Set problem:
Copy each of the entries below faithfully, setting aside any pictures.

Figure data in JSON

○ ○ ○ ○ ○

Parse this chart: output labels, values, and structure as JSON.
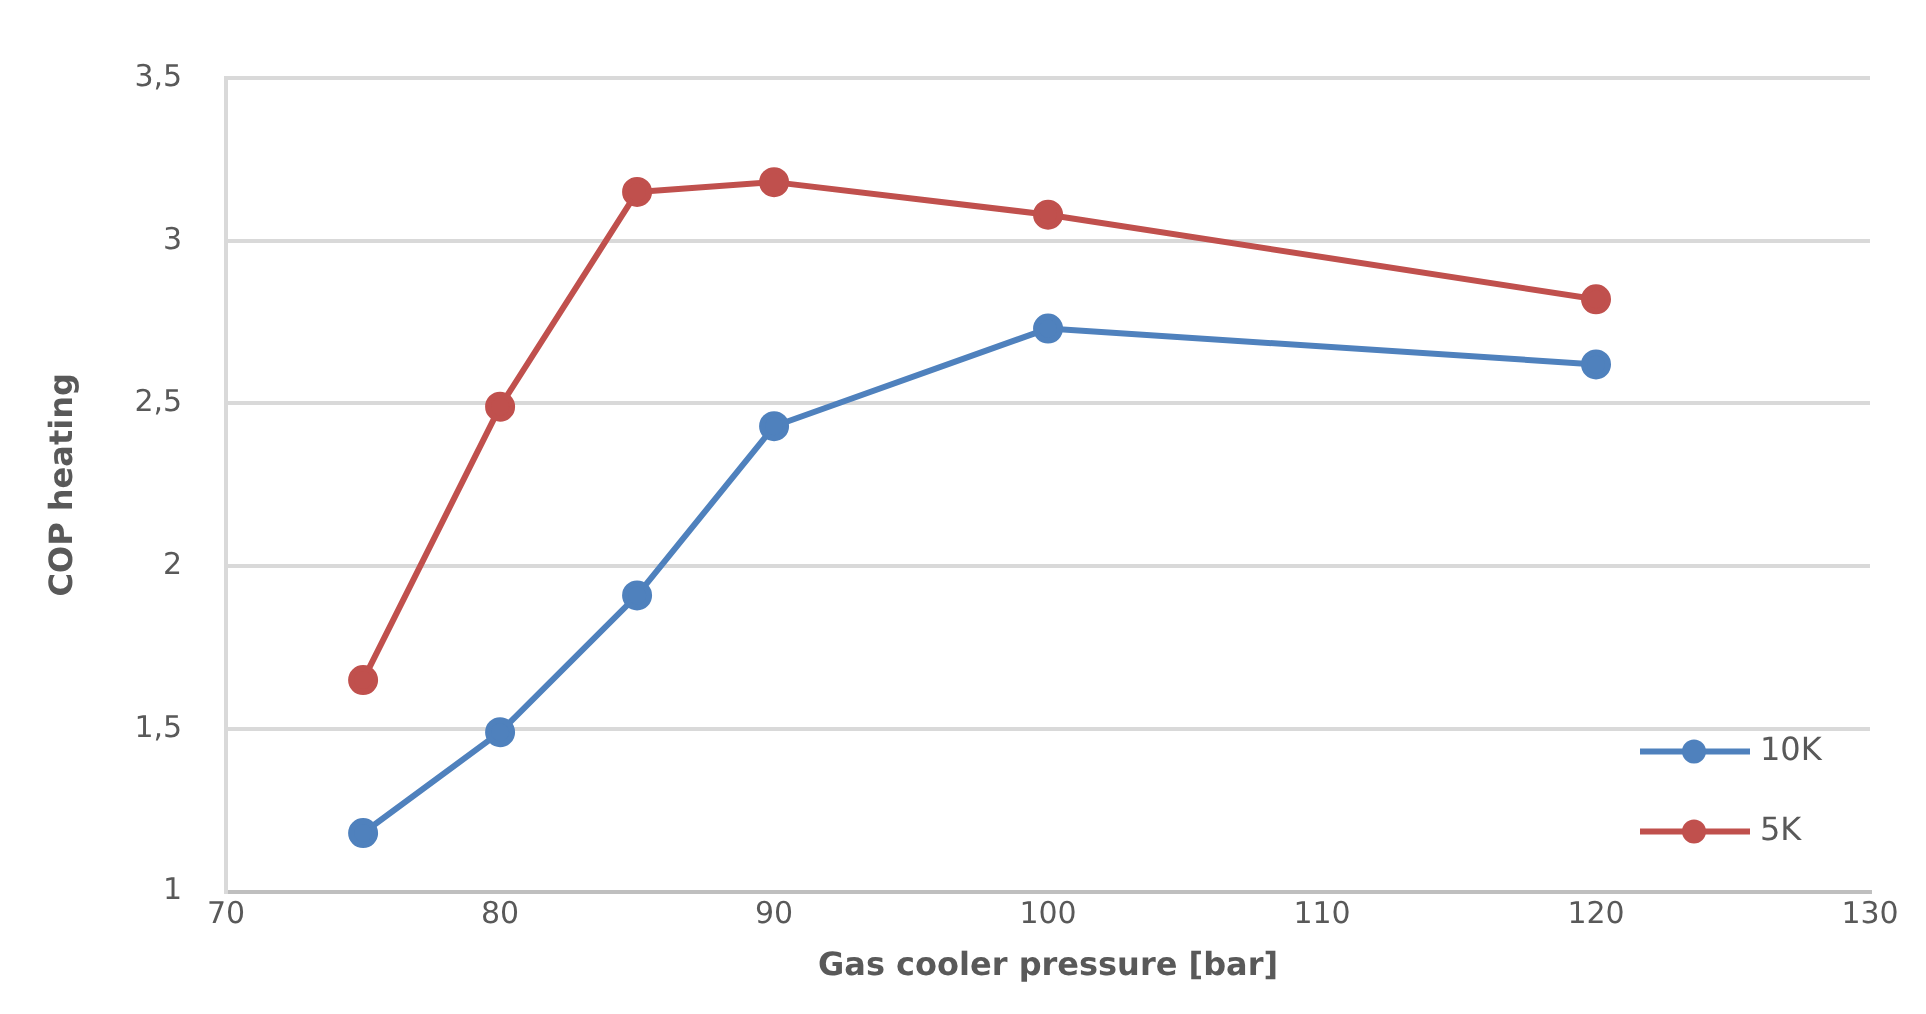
{
  "chart_data": {
    "type": "line",
    "xlabel": "Gas cooler pressure [bar]",
    "ylabel": "COP heating",
    "x": [
      75,
      80,
      85,
      90,
      100,
      120
    ],
    "series": [
      {
        "name": "10K",
        "color": "#4f81bd",
        "values": [
          1.18,
          1.49,
          1.91,
          2.43,
          2.73,
          2.62
        ]
      },
      {
        "name": "5K",
        "color": "#c0504d",
        "values": [
          1.65,
          2.49,
          3.15,
          3.18,
          3.08,
          2.82
        ]
      }
    ],
    "xlim": [
      70,
      130
    ],
    "xticks": [
      70,
      80,
      90,
      100,
      110,
      120,
      130
    ],
    "ylim": [
      1,
      3.5
    ],
    "yticks": [
      1,
      {
        "value": 1.5,
        "label": "1,5"
      },
      2,
      {
        "value": 2.5,
        "label": "2,5"
      },
      3,
      {
        "value": 3.5,
        "label": "3,5"
      }
    ],
    "grid": "y",
    "legend": "bottom right",
    "marker": "circle",
    "line_style": "solid"
  }
}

○ ○ ○ ○ ○

Solved exercise:
Parse this chart: output labels, values, and structure as JSON.
{
  "chart_data": {
    "type": "line",
    "xlabel": "Gas cooler pressure [bar]",
    "ylabel": "COP heating",
    "x": [
      75,
      80,
      85,
      90,
      100,
      120
    ],
    "series": [
      {
        "name": "10K",
        "color": "#4f81bd",
        "values": [
          1.18,
          1.49,
          1.91,
          2.43,
          2.73,
          2.62
        ]
      },
      {
        "name": "5K",
        "color": "#c0504d",
        "values": [
          1.65,
          2.49,
          3.15,
          3.18,
          3.08,
          2.82
        ]
      }
    ],
    "xlim": [
      70,
      130
    ],
    "xticks": [
      70,
      80,
      90,
      100,
      110,
      120,
      130
    ],
    "ylim": [
      1,
      3.5
    ],
    "yticks": [
      1,
      {
        "value": 1.5,
        "label": "1,5"
      },
      2,
      {
        "value": 2.5,
        "label": "2,5"
      },
      3,
      {
        "value": 3.5,
        "label": "3,5"
      }
    ],
    "grid": "y",
    "legend": "bottom right",
    "marker": "circle",
    "line_style": "solid"
  }
}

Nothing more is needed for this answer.